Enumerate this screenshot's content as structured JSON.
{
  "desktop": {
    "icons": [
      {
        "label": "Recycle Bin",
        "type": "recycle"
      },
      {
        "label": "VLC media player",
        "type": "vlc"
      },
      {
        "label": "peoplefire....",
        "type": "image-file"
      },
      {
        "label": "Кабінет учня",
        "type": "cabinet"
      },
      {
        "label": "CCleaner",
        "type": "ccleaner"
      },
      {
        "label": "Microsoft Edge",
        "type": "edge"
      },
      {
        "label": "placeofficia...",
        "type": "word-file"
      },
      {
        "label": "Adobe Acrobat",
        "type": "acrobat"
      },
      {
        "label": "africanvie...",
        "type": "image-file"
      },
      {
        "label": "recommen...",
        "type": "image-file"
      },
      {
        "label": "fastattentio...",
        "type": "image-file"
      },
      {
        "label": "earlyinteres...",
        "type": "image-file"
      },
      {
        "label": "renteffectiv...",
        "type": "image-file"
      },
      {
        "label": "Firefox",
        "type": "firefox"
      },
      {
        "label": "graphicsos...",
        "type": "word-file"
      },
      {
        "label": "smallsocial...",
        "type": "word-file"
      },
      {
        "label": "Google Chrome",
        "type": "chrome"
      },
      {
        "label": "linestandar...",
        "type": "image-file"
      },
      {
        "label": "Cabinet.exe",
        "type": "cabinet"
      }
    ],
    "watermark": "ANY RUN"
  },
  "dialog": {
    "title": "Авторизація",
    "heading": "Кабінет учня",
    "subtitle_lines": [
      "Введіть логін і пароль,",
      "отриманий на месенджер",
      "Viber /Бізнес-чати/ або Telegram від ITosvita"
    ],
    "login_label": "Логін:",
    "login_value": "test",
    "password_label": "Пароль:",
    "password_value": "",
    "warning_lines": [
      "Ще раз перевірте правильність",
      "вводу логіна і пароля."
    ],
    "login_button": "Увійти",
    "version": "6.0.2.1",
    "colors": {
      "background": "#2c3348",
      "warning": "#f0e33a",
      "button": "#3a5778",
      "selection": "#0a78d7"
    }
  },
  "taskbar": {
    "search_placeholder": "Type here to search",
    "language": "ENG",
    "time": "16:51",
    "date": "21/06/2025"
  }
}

Goal
Return the whole listing exactly.

Complete response
Enumerate this screenshot's content as structured JSON.
{
  "desktop": {
    "icons": [
      {
        "label": "Recycle Bin",
        "type": "recycle"
      },
      {
        "label": "VLC media player",
        "type": "vlc"
      },
      {
        "label": "peoplefire....",
        "type": "image-file"
      },
      {
        "label": "Кабінет учня",
        "type": "cabinet"
      },
      {
        "label": "CCleaner",
        "type": "ccleaner"
      },
      {
        "label": "Microsoft Edge",
        "type": "edge"
      },
      {
        "label": "placeofficia...",
        "type": "word-file"
      },
      {
        "label": "Adobe Acrobat",
        "type": "acrobat"
      },
      {
        "label": "africanvie...",
        "type": "image-file"
      },
      {
        "label": "recommen...",
        "type": "image-file"
      },
      {
        "label": "fastattentio...",
        "type": "image-file"
      },
      {
        "label": "earlyinteres...",
        "type": "image-file"
      },
      {
        "label": "renteffectiv...",
        "type": "image-file"
      },
      {
        "label": "Firefox",
        "type": "firefox"
      },
      {
        "label": "graphicsos...",
        "type": "word-file"
      },
      {
        "label": "smallsocial...",
        "type": "word-file"
      },
      {
        "label": "Google Chrome",
        "type": "chrome"
      },
      {
        "label": "linestandar...",
        "type": "image-file"
      },
      {
        "label": "Cabinet.exe",
        "type": "cabinet"
      }
    ],
    "watermark": "ANY RUN"
  },
  "dialog": {
    "title": "Авторизація",
    "heading": "Кабінет учня",
    "subtitle_lines": [
      "Введіть логін і пароль,",
      "отриманий на месенджер",
      "Viber /Бізнес-чати/ або Telegram від ITosvita"
    ],
    "login_label": "Логін:",
    "login_value": "test",
    "password_label": "Пароль:",
    "password_value": "",
    "warning_lines": [
      "Ще раз перевірте правильність",
      "вводу логіна і пароля."
    ],
    "login_button": "Увійти",
    "version": "6.0.2.1",
    "colors": {
      "background": "#2c3348",
      "warning": "#f0e33a",
      "button": "#3a5778",
      "selection": "#0a78d7"
    }
  },
  "taskbar": {
    "search_placeholder": "Type here to search",
    "language": "ENG",
    "time": "16:51",
    "date": "21/06/2025"
  }
}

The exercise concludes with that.